• _Your objective_
Copy every line of the following data that includes the string "roles".

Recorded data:

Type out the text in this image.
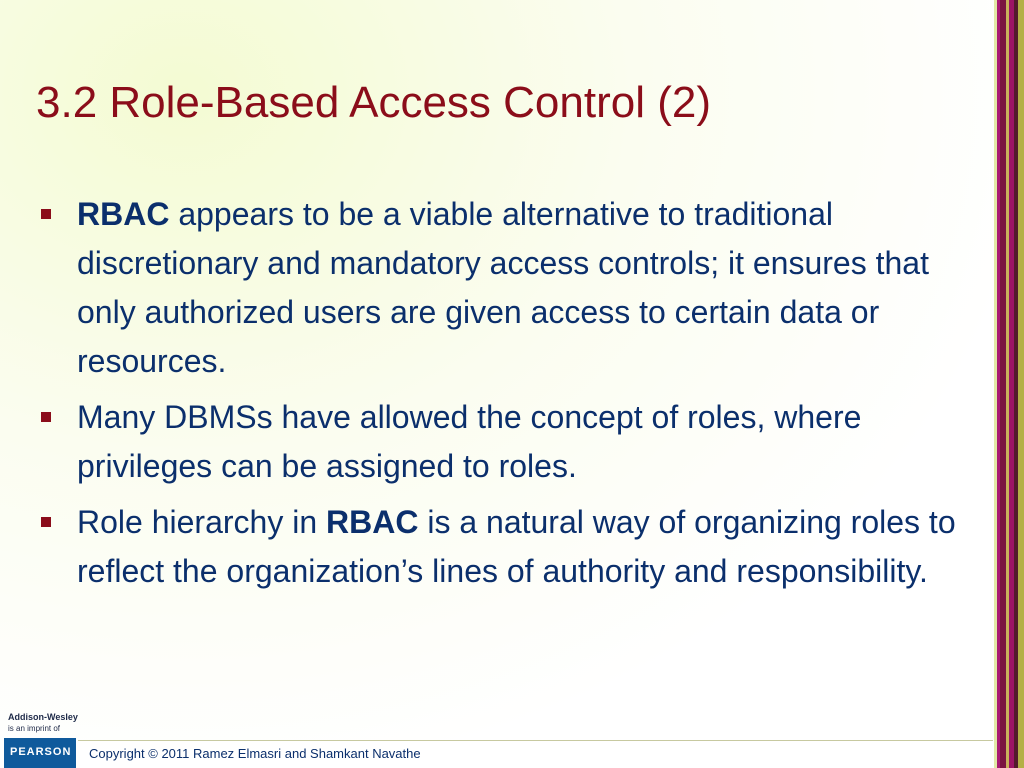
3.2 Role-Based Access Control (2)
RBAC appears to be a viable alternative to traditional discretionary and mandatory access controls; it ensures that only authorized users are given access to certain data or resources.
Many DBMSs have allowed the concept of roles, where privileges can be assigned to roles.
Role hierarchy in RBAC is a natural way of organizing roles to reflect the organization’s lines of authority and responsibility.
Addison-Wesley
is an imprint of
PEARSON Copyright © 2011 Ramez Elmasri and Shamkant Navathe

• _Response to the exercise_
Many DBMSs have allowed the concept of roles, where privileges can be assigned to roles.
Role hierarchy in RBAC is a natural way of organizing roles to reflect the organization’s lines of authority and responsibility.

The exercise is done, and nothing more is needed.